WHAT IS EXPECTED: Return the number of lines holding "Ctrl", with nothing added.

Dataset entries
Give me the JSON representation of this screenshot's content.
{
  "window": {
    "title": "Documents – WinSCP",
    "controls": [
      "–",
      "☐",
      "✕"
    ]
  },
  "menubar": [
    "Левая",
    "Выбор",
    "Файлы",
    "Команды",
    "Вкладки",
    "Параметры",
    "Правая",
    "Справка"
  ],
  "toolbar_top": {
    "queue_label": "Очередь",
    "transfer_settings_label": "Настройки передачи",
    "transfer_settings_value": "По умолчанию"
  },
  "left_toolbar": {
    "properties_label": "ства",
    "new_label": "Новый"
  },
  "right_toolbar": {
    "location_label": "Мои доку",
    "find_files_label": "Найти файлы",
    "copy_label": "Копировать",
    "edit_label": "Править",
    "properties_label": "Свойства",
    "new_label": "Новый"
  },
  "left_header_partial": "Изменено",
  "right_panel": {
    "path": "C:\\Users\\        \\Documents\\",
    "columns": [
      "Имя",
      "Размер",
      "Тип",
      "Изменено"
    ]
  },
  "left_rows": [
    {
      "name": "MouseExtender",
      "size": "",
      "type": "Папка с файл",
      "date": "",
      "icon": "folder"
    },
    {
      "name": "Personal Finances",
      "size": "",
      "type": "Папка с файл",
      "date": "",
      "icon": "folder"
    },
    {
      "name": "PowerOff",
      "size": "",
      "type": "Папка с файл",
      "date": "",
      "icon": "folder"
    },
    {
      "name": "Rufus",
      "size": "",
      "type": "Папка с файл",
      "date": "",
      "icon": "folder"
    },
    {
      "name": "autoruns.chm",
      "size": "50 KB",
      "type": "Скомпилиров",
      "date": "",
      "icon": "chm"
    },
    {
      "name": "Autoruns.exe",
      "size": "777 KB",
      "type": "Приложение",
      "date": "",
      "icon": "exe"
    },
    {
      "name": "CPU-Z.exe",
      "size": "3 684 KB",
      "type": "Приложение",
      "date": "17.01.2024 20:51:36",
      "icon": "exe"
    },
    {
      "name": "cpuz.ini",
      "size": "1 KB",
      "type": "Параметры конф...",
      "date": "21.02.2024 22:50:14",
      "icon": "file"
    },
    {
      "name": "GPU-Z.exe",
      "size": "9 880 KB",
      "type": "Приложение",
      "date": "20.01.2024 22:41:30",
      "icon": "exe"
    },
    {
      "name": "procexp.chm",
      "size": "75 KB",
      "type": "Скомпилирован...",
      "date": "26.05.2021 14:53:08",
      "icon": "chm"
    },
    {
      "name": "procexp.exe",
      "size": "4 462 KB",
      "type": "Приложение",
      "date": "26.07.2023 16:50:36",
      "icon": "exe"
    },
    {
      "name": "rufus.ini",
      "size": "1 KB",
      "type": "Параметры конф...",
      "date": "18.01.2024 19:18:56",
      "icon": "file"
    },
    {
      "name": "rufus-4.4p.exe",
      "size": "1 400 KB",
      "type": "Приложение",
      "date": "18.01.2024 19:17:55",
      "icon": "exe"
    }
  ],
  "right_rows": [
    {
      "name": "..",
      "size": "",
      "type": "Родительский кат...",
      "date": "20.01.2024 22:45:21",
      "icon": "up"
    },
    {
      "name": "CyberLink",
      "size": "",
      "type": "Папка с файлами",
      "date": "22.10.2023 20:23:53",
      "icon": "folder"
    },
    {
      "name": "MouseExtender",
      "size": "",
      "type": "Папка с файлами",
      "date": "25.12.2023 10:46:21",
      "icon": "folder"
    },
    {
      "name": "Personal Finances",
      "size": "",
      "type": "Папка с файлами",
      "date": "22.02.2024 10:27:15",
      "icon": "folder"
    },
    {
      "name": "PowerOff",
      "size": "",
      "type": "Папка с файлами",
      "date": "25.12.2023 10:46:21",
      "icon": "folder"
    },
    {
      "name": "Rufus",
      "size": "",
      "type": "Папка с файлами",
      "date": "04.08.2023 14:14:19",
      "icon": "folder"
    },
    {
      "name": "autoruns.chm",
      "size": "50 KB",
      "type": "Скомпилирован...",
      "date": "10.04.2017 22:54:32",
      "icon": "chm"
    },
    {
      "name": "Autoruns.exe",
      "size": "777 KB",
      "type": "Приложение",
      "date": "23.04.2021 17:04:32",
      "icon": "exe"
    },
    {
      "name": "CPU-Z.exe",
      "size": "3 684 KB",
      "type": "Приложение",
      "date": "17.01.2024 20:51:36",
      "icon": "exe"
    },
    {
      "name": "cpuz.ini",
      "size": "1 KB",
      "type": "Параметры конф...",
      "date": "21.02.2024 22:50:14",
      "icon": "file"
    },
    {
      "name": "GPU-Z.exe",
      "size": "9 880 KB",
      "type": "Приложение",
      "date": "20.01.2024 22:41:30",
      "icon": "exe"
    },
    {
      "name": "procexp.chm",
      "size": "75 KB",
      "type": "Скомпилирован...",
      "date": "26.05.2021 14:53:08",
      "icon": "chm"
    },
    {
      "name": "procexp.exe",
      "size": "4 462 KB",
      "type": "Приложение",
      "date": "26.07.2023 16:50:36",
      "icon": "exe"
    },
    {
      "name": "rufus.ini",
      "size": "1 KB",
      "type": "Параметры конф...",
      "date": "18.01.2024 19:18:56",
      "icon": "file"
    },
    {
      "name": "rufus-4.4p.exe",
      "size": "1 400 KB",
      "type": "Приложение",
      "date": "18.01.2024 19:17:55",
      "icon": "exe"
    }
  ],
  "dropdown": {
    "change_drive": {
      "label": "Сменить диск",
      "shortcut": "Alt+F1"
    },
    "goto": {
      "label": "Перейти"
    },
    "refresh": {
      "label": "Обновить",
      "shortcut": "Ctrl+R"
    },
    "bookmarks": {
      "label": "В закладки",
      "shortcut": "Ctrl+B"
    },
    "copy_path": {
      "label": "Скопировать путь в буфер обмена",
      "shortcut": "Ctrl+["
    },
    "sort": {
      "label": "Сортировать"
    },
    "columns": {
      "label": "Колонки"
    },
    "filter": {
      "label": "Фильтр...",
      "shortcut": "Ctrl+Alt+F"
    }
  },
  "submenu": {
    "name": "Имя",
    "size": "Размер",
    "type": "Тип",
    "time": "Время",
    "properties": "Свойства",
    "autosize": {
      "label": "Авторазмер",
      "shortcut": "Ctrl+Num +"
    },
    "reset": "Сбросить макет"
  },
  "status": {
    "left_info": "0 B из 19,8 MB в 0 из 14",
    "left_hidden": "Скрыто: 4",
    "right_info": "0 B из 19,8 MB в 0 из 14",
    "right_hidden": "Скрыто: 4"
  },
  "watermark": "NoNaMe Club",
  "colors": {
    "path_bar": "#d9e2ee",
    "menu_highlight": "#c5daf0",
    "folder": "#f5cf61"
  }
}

OUTPUT FOR THIS EXERCISE: 5